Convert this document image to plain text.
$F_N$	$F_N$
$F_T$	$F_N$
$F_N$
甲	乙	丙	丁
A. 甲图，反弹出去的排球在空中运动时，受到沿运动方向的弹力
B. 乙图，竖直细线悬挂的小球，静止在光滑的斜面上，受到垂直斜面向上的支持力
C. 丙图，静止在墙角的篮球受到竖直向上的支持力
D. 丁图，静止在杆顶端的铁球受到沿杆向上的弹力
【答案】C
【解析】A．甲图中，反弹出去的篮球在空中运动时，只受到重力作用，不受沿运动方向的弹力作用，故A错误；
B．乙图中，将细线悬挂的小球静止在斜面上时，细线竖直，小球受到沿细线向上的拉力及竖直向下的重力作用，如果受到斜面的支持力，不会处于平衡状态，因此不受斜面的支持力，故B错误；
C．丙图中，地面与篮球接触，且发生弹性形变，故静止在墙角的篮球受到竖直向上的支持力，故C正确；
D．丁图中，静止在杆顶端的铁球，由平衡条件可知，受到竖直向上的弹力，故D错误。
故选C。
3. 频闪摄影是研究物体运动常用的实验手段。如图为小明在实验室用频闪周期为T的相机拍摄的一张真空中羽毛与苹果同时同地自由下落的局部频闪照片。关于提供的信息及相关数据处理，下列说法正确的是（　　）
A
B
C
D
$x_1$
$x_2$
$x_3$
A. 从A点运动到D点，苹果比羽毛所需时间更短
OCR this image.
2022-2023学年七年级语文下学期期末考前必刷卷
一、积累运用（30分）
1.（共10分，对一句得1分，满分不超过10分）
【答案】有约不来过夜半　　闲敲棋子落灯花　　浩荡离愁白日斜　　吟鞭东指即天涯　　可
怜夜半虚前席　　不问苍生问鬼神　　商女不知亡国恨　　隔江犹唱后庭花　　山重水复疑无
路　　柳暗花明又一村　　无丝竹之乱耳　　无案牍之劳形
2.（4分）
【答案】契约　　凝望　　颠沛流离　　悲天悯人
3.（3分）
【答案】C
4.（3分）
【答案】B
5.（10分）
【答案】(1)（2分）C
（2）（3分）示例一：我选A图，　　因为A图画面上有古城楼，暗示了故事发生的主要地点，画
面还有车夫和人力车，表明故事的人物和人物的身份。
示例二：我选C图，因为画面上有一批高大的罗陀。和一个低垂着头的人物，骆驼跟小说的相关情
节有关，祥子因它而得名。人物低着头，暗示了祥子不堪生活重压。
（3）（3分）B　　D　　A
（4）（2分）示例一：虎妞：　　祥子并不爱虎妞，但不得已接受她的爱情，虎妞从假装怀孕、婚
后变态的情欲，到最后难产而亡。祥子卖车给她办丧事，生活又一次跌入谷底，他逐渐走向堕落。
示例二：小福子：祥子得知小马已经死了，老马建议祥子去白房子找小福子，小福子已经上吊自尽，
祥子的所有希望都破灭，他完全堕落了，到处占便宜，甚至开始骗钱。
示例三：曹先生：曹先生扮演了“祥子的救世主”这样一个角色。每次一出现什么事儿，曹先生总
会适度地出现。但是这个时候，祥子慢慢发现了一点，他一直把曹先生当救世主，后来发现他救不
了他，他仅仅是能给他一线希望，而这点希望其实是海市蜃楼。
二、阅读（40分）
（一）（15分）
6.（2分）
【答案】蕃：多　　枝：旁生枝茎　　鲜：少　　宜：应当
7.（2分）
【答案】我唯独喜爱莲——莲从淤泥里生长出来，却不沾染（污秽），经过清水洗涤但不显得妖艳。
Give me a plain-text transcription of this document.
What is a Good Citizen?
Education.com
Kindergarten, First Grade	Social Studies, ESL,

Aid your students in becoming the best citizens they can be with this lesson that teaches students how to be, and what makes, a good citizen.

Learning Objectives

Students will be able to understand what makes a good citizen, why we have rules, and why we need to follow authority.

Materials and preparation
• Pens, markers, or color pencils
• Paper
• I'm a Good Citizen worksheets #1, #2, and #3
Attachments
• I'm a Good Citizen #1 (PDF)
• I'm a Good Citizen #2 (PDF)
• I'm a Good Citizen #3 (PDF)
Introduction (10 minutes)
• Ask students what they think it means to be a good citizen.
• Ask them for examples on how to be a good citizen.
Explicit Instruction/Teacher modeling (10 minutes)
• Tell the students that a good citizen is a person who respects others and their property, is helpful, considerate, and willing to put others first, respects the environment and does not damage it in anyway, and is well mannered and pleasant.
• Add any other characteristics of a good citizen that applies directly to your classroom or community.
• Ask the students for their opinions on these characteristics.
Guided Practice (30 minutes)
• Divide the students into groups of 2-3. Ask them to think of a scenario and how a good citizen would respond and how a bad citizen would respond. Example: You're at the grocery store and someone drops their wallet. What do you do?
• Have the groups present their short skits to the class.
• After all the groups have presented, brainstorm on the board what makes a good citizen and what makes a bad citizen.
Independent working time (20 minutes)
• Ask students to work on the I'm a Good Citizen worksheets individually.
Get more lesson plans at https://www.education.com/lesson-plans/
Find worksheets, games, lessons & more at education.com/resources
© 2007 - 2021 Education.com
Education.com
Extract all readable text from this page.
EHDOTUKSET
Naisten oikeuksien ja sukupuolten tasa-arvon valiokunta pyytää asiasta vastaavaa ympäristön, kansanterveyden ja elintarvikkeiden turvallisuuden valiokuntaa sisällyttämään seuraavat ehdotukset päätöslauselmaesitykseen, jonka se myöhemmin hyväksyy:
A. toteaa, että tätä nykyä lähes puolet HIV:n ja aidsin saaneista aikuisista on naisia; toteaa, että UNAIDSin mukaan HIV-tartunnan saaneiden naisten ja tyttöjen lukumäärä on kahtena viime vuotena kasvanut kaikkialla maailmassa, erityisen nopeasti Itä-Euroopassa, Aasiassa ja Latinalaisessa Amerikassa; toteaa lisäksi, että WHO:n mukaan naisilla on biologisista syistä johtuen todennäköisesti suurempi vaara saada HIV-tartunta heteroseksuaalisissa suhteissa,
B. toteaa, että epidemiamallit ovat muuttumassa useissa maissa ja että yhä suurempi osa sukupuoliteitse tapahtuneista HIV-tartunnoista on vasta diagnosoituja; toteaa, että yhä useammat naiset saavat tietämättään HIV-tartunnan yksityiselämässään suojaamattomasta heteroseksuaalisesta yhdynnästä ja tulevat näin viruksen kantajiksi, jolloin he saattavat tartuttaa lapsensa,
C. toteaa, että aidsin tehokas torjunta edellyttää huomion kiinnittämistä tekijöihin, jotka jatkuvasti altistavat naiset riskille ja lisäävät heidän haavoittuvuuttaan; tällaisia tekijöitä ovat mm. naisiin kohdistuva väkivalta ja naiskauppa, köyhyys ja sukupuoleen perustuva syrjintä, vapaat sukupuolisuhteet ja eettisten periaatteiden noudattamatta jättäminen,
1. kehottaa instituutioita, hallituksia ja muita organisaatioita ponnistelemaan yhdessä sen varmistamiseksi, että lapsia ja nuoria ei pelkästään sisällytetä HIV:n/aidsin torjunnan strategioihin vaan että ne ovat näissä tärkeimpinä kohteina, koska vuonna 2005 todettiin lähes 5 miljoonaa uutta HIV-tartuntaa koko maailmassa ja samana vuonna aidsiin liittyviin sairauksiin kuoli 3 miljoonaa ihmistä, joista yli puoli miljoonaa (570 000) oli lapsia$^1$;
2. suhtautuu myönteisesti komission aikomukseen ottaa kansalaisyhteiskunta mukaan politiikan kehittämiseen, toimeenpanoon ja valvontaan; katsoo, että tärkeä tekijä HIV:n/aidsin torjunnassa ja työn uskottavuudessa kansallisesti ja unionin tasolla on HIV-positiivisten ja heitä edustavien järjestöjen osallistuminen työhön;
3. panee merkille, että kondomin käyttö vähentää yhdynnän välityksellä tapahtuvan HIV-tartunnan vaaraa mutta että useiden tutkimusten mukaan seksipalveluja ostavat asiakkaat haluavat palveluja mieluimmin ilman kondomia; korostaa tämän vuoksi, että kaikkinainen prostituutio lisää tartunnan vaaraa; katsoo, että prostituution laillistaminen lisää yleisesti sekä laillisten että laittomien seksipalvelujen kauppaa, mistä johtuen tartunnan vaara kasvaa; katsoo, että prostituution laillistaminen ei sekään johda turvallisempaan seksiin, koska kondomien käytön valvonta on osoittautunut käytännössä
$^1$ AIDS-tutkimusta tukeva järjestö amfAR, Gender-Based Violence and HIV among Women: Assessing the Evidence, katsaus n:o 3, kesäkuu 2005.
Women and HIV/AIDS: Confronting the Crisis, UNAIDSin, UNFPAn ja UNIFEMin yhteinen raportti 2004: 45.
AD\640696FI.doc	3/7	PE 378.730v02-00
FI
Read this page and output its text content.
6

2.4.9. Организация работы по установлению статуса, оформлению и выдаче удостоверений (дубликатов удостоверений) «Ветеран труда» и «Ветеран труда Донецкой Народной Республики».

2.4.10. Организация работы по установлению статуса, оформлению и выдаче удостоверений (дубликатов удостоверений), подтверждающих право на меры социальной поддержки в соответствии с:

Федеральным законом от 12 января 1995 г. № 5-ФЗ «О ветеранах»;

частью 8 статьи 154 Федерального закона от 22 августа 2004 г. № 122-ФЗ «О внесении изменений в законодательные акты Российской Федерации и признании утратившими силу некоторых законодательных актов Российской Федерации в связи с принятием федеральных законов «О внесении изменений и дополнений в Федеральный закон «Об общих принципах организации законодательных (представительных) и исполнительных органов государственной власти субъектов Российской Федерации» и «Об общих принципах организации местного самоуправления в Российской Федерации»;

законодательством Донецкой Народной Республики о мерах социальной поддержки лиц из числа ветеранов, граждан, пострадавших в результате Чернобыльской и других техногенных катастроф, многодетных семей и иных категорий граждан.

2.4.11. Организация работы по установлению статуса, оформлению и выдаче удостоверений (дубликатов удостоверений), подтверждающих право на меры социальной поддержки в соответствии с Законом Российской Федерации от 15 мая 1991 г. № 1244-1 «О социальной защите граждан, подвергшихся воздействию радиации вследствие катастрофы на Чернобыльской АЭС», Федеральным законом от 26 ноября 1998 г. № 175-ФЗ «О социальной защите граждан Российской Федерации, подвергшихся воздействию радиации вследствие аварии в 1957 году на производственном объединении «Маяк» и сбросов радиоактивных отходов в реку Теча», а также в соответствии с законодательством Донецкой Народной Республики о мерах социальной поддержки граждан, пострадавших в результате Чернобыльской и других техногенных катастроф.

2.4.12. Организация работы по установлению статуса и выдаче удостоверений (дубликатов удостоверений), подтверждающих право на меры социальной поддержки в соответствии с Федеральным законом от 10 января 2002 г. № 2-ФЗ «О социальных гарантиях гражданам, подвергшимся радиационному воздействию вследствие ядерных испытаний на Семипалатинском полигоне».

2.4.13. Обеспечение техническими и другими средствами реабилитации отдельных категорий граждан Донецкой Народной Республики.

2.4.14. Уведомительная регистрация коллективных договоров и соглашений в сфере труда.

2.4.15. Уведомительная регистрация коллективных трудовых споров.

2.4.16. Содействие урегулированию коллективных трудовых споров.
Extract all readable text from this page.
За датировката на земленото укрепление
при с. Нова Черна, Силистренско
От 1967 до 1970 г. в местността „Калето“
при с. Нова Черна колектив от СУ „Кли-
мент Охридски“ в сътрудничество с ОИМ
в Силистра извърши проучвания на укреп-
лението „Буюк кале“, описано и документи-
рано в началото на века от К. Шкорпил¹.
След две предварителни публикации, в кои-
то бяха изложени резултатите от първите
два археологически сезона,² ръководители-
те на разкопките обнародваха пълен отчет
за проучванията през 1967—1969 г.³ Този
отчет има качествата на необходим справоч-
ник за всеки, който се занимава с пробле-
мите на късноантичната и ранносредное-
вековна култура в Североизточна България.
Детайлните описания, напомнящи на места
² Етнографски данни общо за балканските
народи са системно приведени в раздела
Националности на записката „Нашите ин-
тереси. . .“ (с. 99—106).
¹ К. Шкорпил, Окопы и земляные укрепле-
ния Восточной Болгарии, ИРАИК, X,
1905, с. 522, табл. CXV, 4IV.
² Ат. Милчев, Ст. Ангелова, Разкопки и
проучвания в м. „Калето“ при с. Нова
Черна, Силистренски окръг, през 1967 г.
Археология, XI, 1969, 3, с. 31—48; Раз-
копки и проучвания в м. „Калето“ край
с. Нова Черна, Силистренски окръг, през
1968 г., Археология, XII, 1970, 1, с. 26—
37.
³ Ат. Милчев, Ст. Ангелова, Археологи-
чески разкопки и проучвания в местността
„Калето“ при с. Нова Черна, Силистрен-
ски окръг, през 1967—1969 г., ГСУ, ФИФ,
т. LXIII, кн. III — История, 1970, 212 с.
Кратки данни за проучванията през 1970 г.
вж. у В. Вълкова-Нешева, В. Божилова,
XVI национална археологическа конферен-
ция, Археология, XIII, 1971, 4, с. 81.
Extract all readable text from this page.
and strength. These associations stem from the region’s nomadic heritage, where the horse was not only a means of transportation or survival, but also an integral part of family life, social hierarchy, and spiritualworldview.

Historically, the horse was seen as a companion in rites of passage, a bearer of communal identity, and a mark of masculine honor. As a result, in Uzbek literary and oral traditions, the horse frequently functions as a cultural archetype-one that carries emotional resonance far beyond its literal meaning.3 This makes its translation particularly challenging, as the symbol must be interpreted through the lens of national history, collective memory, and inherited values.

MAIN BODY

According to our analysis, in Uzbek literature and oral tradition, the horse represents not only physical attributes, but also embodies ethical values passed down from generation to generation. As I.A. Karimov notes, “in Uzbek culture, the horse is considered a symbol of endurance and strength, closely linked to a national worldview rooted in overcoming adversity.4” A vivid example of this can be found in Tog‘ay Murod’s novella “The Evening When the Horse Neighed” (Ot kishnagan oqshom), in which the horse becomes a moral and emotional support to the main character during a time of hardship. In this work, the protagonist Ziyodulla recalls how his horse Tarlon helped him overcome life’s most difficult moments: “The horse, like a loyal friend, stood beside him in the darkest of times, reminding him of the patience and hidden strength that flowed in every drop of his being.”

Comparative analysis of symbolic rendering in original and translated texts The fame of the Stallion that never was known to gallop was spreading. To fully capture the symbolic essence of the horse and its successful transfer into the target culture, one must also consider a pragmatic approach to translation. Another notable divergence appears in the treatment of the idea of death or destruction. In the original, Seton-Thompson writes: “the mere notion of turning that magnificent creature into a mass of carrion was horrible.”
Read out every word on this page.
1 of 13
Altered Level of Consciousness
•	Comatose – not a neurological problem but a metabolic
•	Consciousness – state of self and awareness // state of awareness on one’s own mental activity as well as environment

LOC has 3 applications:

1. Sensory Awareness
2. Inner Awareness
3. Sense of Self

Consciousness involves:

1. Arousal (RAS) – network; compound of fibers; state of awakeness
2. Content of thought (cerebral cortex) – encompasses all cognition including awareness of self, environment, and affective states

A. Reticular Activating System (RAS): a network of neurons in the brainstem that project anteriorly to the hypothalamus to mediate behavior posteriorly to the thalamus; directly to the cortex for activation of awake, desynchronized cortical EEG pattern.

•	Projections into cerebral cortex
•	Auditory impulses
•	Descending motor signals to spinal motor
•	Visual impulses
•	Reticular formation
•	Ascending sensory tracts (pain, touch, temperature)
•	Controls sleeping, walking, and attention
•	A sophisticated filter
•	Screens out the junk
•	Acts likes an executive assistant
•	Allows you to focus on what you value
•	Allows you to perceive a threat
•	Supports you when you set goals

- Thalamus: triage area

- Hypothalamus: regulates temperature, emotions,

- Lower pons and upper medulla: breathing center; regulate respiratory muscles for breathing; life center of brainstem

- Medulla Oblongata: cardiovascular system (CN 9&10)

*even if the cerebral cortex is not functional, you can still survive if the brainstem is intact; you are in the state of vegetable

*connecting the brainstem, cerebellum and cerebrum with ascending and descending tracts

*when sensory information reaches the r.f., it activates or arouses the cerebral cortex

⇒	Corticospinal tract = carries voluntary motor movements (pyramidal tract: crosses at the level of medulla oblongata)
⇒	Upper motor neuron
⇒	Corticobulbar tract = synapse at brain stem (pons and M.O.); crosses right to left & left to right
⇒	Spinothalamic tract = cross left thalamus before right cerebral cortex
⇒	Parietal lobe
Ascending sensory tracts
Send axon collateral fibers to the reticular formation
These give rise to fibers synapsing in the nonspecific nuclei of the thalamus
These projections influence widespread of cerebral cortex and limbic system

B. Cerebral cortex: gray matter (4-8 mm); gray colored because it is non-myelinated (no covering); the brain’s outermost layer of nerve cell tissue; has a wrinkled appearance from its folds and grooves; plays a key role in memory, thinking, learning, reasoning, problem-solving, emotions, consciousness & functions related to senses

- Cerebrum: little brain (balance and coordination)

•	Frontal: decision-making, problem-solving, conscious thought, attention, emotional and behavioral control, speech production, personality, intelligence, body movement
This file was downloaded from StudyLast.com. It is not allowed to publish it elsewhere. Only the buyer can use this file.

____________________

» Task goal: Find each line holding the word "values" and copy it.

» Result:
Historically, the horse was seen as a companion in rites of passage, a bearer of communal identity, and a mark of masculine honor. As a result, in Uzbek literary and oral traditions, the horse frequently functions as a cultural archetype-one that carries emotional resonance far beyond its literal meaning.3 This makes its translation particularly challenging, as the symbol must be interpreted through the lens of national history, collective memory, and inherited values.
According to our analysis, in Uzbek literature and oral tradition, the horse represents not only physical attributes, but also embodies ethical values passed down from generation to generation. As I.A. Karimov notes, “in Uzbek culture, the horse is considered a symbol of endurance and strength, closely linked to a national worldview rooted in overcoming adversity.4” A vivid example of this can be found in Tog‘ay Murod’s novella “The Evening When the Horse Neighed” (Ot kishnagan oqshom), in which the horse becomes a moral and emotional support to the main character during a time of hardship. In this work, the protagonist Ziyodulla recalls how his horse Tarlon helped him overcome life’s most difficult moments: “The horse, like a loyal friend, stood beside him in the darkest of times, reminding him of the patience and hidden strength that flowed in every drop of his being.”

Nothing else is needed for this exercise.